Material provided:
***

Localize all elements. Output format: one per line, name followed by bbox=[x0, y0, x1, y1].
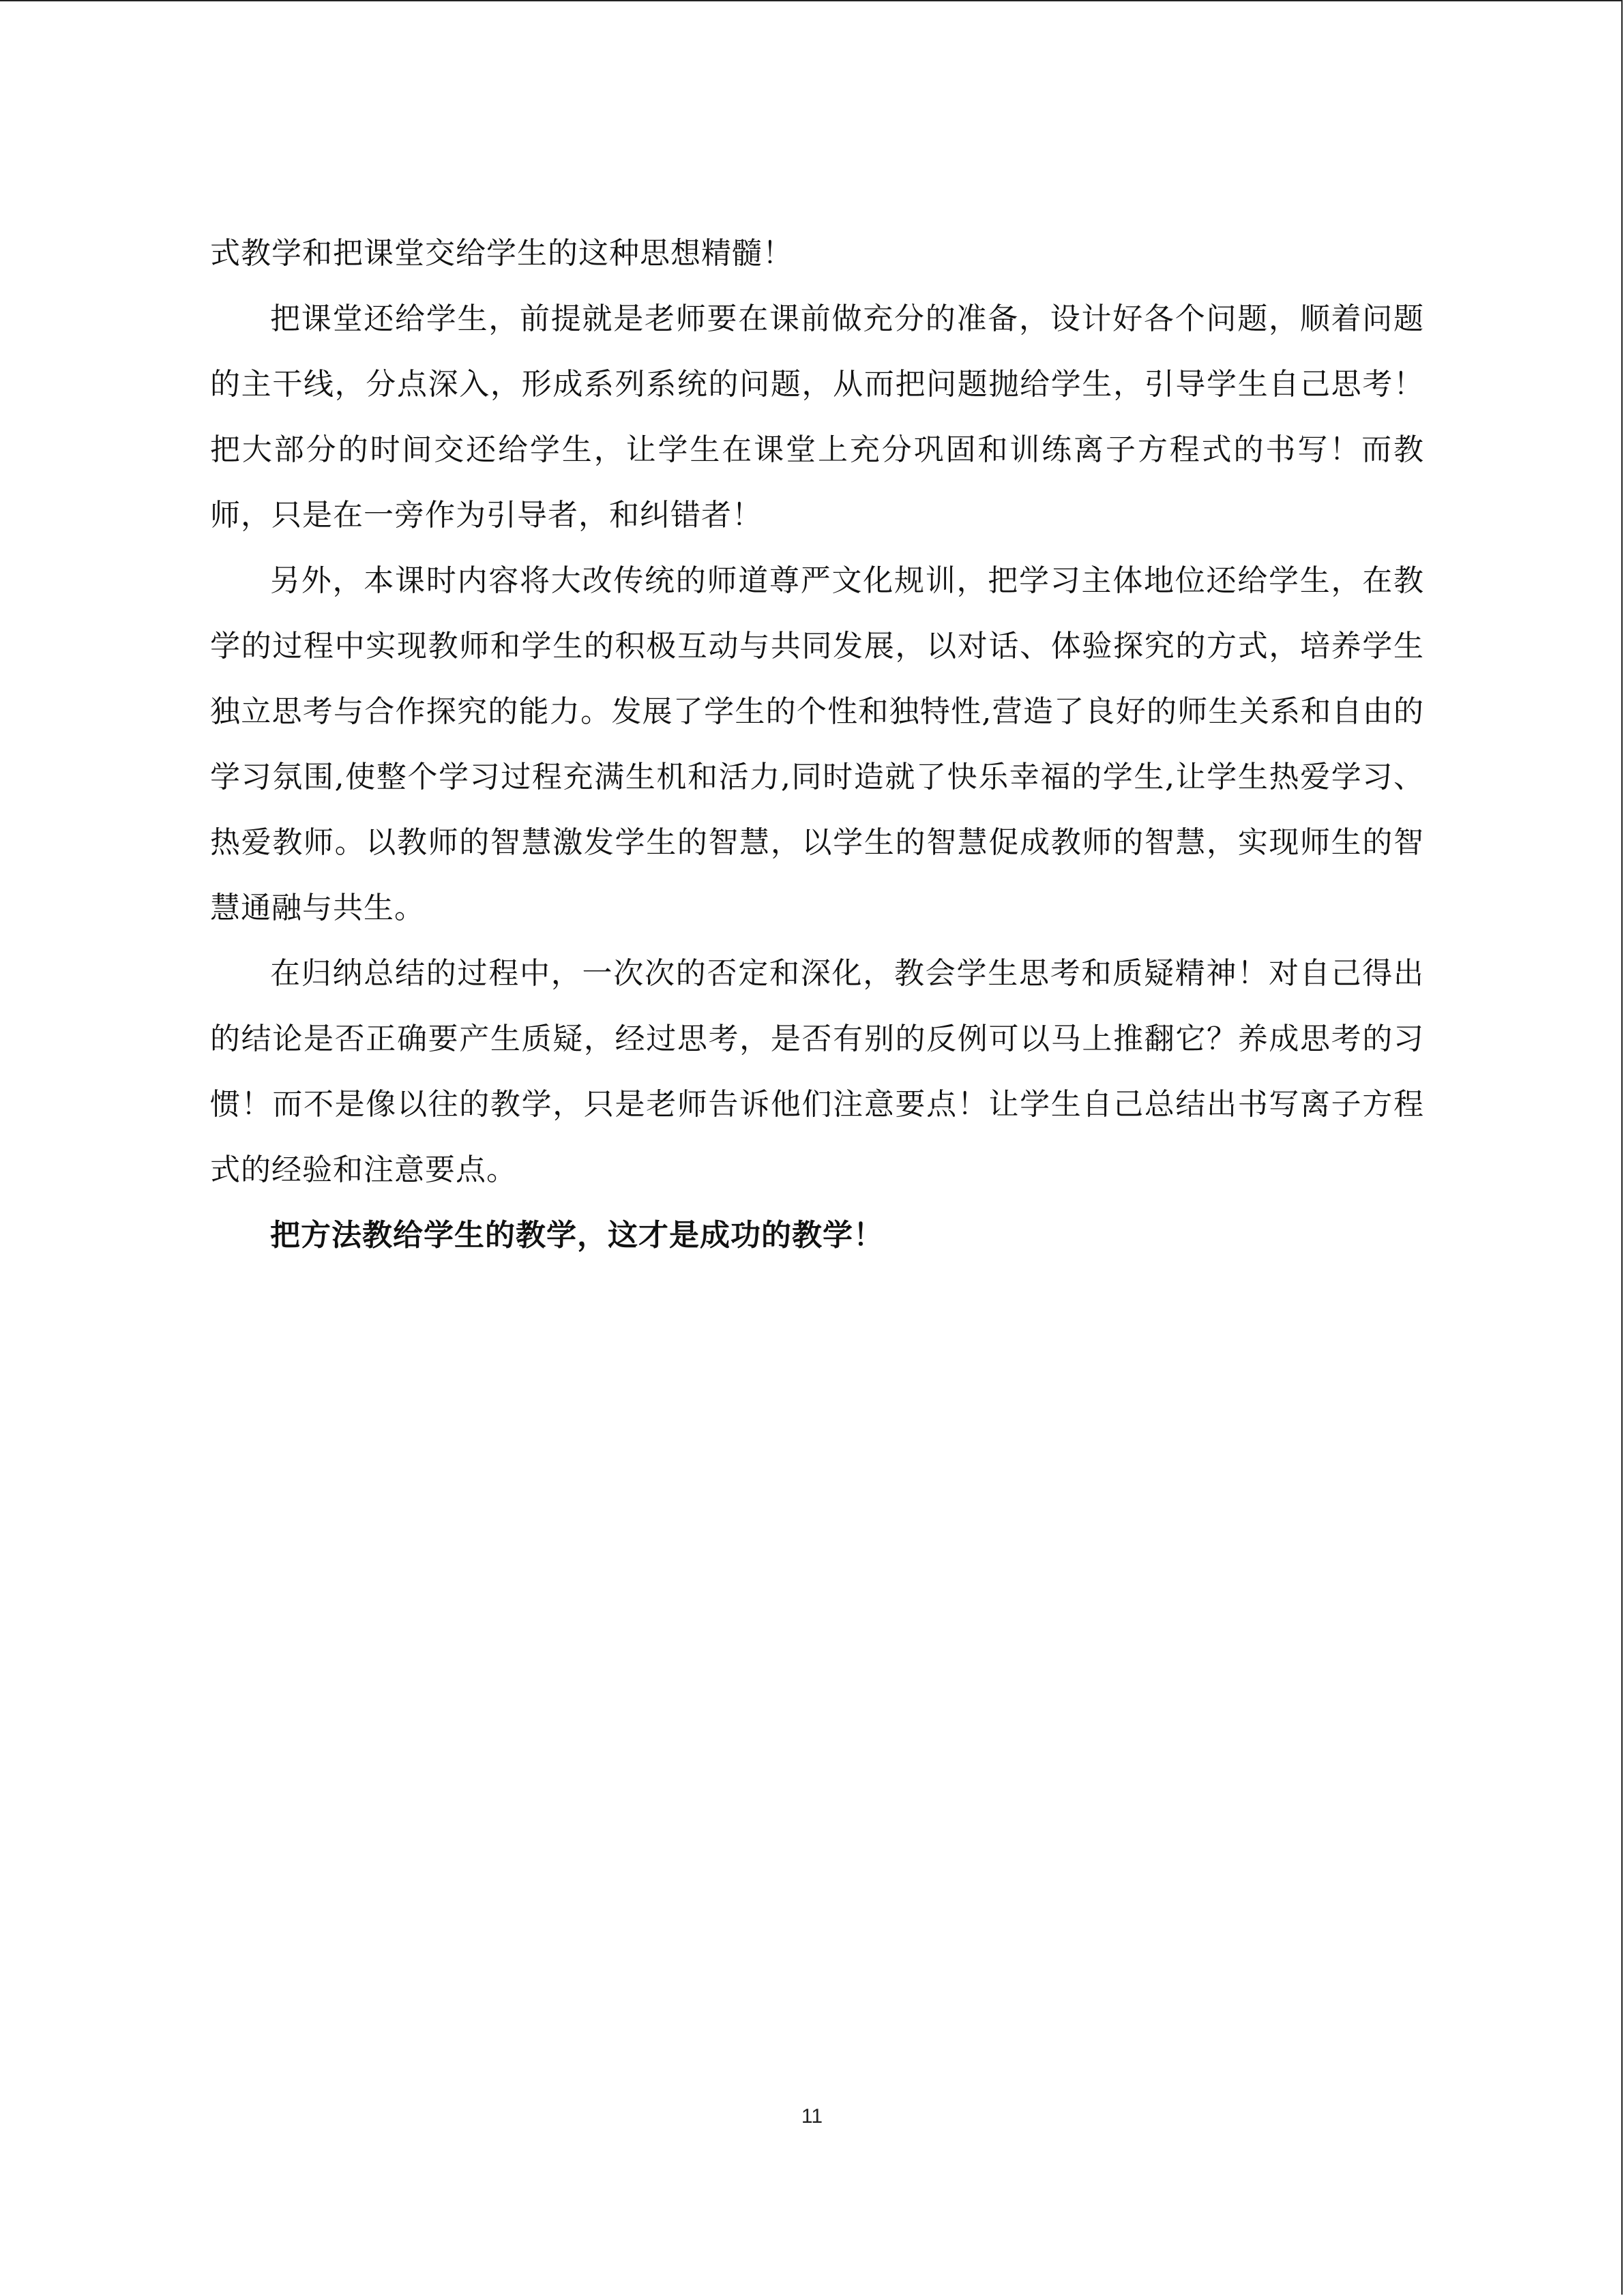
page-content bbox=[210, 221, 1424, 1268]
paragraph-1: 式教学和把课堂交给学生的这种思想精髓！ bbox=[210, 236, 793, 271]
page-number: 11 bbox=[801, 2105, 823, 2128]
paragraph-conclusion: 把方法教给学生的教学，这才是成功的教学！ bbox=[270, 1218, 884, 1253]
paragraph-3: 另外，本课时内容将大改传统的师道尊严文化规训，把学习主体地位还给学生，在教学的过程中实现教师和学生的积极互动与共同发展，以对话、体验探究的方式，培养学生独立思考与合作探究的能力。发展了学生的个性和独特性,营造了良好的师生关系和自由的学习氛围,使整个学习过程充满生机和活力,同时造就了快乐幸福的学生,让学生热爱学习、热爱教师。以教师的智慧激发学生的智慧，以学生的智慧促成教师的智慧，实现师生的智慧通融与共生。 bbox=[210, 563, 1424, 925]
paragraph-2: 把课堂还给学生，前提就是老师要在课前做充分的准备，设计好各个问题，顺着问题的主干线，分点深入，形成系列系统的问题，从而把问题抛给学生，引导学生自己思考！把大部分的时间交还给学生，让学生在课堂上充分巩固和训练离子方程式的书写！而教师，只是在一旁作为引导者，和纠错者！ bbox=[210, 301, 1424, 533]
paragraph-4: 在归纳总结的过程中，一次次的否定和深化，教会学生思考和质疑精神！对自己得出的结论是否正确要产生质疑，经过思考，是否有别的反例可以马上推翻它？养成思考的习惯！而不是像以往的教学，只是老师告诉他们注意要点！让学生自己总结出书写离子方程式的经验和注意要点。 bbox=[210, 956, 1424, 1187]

***

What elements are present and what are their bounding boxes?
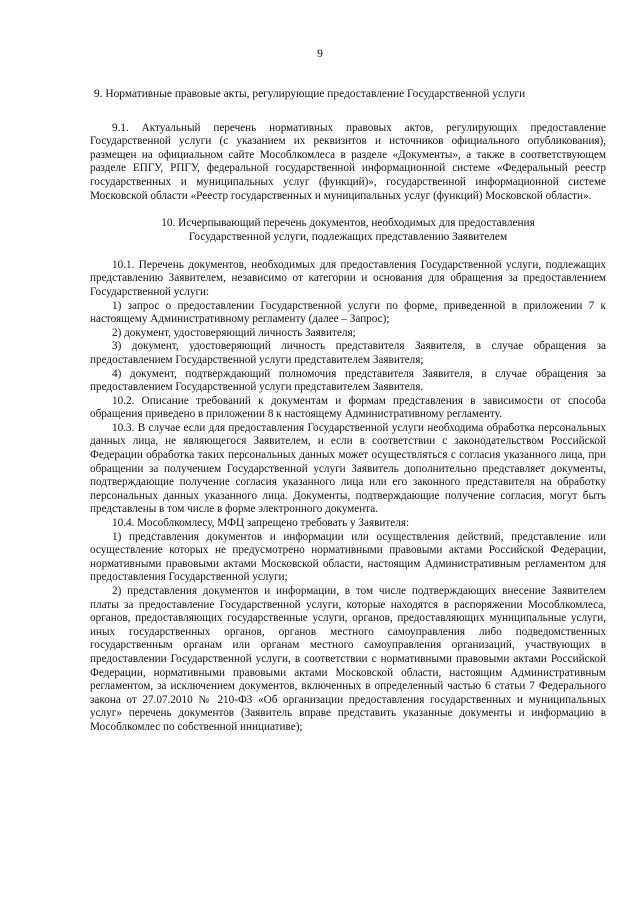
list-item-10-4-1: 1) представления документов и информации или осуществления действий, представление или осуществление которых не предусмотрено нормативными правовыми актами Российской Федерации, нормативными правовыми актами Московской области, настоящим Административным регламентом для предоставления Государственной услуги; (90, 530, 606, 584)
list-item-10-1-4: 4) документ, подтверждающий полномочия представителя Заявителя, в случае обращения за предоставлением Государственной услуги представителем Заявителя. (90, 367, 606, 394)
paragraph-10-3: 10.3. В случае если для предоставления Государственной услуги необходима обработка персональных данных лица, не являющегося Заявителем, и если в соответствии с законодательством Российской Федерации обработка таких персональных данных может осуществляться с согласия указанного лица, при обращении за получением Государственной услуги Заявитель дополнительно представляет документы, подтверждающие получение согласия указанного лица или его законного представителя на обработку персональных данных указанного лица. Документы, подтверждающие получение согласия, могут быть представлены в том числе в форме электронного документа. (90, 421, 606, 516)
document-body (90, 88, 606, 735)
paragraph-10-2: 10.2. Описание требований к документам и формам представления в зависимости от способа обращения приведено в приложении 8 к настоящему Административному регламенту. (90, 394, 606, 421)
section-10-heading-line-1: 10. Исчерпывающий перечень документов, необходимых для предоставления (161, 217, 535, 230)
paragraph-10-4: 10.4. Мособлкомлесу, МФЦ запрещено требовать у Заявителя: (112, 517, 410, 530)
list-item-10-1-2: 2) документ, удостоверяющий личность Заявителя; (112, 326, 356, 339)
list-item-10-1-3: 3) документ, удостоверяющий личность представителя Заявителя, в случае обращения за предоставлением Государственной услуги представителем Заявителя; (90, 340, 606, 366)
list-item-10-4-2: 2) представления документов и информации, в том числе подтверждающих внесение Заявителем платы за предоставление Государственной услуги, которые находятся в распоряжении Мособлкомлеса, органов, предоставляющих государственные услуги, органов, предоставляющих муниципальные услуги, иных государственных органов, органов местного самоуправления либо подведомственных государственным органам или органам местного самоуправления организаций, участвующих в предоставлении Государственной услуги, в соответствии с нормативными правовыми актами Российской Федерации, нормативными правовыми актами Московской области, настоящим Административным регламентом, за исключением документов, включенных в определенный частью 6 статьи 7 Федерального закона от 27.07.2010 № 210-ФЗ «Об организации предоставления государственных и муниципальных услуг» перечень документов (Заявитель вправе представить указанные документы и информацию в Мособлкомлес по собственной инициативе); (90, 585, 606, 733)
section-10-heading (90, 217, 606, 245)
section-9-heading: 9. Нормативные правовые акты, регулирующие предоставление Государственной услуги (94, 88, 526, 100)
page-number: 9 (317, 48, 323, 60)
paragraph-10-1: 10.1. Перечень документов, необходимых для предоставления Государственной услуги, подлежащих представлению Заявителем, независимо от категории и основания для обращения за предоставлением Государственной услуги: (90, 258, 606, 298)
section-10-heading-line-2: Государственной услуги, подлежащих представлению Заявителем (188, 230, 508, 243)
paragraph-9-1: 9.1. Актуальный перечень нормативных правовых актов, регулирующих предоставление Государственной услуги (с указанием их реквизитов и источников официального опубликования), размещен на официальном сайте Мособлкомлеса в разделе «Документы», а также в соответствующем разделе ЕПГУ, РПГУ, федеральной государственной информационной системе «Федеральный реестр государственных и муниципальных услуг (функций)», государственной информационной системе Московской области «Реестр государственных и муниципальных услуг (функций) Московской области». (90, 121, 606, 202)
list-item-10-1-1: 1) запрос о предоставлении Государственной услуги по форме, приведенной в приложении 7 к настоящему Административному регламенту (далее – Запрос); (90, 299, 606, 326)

***

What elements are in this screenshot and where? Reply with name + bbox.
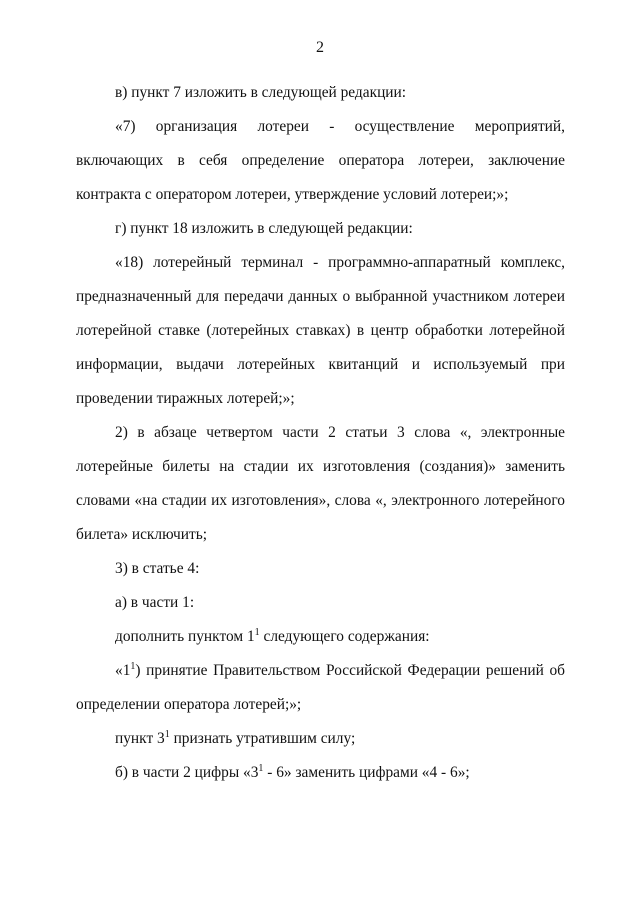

***

Exercise:
Copy the lines between the one holding "Localize all elements." and the one holding "1218, 884, 1253]", inclusive, without the pictures.

Final result:
Localize all elements. Output format: one per line, name followed by bbox=[x0, y0, x1, y1].
page-content bbox=[210, 221, 1424, 1268]
paragraph-1: 式教学和把课堂交给学生的这种思想精髓！ bbox=[210, 236, 793, 271]
page-number: 11 bbox=[801, 2105, 823, 2128]
paragraph-conclusion: 把方法教给学生的教学，这才是成功的教学！ bbox=[270, 1218, 884, 1253]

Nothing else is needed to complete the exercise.